It took me months to read Shylock Is My Name. When I finally sat down and read another in the Hogarth Shakespeare series, The Gap of Time, I knocked it out in two days.

There were a couple of reasons for that. One, I started it on Thanksgiving, so I had time alone (recluse that I am, it isn't unusual for me to slip away at large family gatherings and keep my anxiety lower) to read it; and two, I am less familiar with The Winter's Tale from which the book is pulled, so the reading felt a little fresher.

But I'm not certain that's entirely the case, as I think about it. Perhaps it was the book was shorter, had more white space, or some other psychological trick. Additionally, the copy I purchased off of Amazon last year (instead of buying it, like a good boy, from the shelf of a bookstore--an independent one, if there were one close by) is actually an uncorrected proof (Not For Sale). This didn't really click in my head until I realized what I was holding: The other three titles of the Hogarth Shakespeare series are in hardback (with a price tag to match). This one was already in paperback? Then I realized that I had bought what I ought not to have: An ARC (Advance Reading Copy) of an ARC.

It showed. The table of contents has place holders for the pages of the different sections of the book. There were a lot of grammar errors--more than a book normally has. There were a couple of ***** spots (I'm not editing anything; that's what was on the page) and notes for continuity.

Part of the reason I liked reading this one, I believe, is because it felt a little like I was peeking behind the curtains of a professional writer, reading what I shouldn't have read, and enjoying the illicit (almost voyeuristic) thrill of it. This made me feel (a little) better about my own inadequacies as a writer. Though the phrase "Everyone feels that way" doesn't usually make me feel better, it is reassuring to know that even someone with the reputation and resume as Jeanette Winterson (whom I've never read before) has similar tricks as I do for getting through a draft.

And the book itself? Well, like Shylock Is My Name, there's a lot of ambiguity. It ends much "happier" than Jacobson's book. There's a lot more sex in it, but less self-loathing (note: not no self-loathing); more swearing, but less introspection. It doesn't put the Other into as uncomfortable a focus, though both have characters rife with casual antisemitism, which is alarming and probably true to life.

There are a couple of moments that are fourth-wall bending, though nothing on par with Jacobson's set up. Shakespeare is invoked a little more frequently, but never in a way that feels like a shoehorned approach. That is enjoyable--I don't know if I would have the restraint, were I to write a book like this, not to put in more direct call backs to the Bard. Indeed, every book I've written has something from him, a piece I've deliberately selected to include.* Sometimes I have to rely on verbiage that he's given us ("in a nutshell" or "foregone conclusion"), which I always write with a smug smirk on my smarmy face, knowing that most will read it as cliche while I mean it as allusion. But Winterson's prose takes a less open approach, which I liked.

■ ■ ■

» **Given instruction**: Please pick up the review of The Gap of Time after its last sentence and keep writing it.

» **Provided information**:
■ ■ ■

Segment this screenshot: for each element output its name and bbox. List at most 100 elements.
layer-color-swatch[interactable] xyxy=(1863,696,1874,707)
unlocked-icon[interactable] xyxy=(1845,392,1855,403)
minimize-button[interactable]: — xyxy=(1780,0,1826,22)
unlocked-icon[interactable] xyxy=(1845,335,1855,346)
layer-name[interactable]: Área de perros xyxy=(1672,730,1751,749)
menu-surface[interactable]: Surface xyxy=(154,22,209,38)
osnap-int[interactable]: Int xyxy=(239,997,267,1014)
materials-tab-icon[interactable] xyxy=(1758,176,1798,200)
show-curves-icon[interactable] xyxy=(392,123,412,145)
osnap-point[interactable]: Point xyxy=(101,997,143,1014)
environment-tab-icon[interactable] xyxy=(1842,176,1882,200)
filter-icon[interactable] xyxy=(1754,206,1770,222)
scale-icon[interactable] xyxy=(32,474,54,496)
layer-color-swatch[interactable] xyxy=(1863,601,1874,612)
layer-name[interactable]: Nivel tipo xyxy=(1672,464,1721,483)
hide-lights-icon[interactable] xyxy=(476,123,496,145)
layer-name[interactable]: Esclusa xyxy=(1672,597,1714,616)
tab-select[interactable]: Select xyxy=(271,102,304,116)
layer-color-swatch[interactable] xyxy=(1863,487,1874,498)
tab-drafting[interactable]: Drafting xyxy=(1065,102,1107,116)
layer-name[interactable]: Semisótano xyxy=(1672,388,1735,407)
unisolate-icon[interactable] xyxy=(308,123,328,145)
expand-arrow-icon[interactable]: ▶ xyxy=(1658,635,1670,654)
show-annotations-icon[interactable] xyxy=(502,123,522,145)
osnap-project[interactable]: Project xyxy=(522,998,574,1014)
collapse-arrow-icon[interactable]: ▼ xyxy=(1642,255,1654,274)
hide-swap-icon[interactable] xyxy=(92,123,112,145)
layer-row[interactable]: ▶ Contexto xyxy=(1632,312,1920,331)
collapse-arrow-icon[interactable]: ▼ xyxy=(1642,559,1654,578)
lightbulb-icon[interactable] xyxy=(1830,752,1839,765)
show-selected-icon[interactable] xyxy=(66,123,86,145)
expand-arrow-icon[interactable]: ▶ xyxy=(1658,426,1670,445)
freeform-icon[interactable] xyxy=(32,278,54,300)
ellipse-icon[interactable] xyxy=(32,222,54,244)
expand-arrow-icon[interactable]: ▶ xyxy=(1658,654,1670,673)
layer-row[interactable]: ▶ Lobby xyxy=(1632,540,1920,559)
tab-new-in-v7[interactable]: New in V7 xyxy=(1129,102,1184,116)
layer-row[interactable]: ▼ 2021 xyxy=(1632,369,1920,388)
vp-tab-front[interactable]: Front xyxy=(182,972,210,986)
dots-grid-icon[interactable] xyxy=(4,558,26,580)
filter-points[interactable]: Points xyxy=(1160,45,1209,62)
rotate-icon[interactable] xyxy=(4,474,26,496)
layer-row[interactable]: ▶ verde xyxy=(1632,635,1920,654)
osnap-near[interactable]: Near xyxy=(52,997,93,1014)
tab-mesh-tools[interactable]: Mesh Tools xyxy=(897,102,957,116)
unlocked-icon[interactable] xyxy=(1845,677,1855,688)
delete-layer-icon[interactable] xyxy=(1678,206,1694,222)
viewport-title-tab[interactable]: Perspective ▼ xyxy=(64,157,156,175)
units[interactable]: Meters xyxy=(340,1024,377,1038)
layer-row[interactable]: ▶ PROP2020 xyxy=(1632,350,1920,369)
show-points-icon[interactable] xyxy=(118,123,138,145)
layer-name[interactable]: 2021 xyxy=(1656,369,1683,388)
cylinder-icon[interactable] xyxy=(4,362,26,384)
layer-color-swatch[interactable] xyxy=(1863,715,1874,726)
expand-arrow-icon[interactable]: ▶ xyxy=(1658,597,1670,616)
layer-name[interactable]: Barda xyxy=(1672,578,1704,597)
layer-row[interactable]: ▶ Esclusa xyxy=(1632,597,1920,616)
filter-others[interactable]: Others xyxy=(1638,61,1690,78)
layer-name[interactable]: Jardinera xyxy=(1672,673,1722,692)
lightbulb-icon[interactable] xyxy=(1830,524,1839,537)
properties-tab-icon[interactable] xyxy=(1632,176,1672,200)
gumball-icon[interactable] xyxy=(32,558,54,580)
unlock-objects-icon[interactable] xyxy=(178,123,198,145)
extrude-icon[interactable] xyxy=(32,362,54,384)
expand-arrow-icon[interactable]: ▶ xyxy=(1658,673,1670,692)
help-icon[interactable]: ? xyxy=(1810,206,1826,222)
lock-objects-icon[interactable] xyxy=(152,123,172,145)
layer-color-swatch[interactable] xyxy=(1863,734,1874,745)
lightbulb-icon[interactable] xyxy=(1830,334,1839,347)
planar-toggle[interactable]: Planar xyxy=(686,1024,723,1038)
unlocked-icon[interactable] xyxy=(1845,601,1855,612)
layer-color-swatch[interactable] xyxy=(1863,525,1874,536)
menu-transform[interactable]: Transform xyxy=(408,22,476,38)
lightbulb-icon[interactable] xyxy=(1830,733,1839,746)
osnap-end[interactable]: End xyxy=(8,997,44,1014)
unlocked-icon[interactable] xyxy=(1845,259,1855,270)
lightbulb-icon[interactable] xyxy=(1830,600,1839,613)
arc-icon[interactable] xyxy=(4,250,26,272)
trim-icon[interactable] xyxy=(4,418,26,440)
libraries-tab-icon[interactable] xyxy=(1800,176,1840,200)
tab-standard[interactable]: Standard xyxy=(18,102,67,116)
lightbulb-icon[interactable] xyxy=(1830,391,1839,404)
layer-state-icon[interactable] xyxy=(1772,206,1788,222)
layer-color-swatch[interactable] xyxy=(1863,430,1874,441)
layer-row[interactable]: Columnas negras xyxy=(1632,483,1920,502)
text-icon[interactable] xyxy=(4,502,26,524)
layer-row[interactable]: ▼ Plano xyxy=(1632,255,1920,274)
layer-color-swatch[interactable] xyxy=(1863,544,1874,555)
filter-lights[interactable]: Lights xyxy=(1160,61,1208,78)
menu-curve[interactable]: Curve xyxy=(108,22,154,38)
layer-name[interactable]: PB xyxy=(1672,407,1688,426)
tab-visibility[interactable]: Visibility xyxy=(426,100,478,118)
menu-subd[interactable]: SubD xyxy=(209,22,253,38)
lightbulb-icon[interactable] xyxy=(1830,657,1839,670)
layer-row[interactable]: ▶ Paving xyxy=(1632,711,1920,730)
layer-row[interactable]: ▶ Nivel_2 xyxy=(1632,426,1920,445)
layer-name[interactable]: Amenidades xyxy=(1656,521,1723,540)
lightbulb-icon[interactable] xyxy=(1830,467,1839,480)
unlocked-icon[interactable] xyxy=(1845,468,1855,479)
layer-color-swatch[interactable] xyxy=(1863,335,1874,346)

■ ■ ■

» **Solved exercise**:
I feel as though I understand the characters of the play having read this "cover story" of Shakespeare's work, and that's positive. Especially Winterson's ending, which stops a bit abruptly (I think it was a page thing; I needed more white space to know that we were shifting gears), I felt. But there's a postscript, as it were, that gives a fascinating approach to Shakespeare in general--and The Winter's Tale specifically--that I really enjoyed. It is the concept of forgiveness. Shakespeare spent his career crafting stories about people who would not forgive: Ambition, fear, vengeance, lust, or wounded pride all provided the fodder for their obstinacy. But by the end of his career, Winterson notes, Shakespeare begins to revisit older motifs and explores them with the concept of forgiveness. Maybe (and this is me talking) William Shakespeare had supped long enough on terrors and sought the balm that only forgiveness generates. Prospero has every right to despise his usurping brother, but he forgives. Hermione, by all rights, ought to reject Leontes for his barbaric treatment of her, but she chooses the harder path. And Cordelia? Born better than her father deserved, she died without rancor. These examples had never stood out to me until Winterson made that observation. Sadly, her characters don't go through the same metamorphosis that her analysis of Shakespeare does.

As with the other book in this series, Shakespeare did it better.

But that isn't why the novels were written. It isn't a competition, nor is it homage. It's an internalization of what Shakespeare put on stage, embracing the power and benefits of being written on the page. That should come as no surprise, I think. The surprise is, for me, how much this type of interpretation has pushed me in my own understanding of the source material. If, for no other reason than that, I plan on reading on.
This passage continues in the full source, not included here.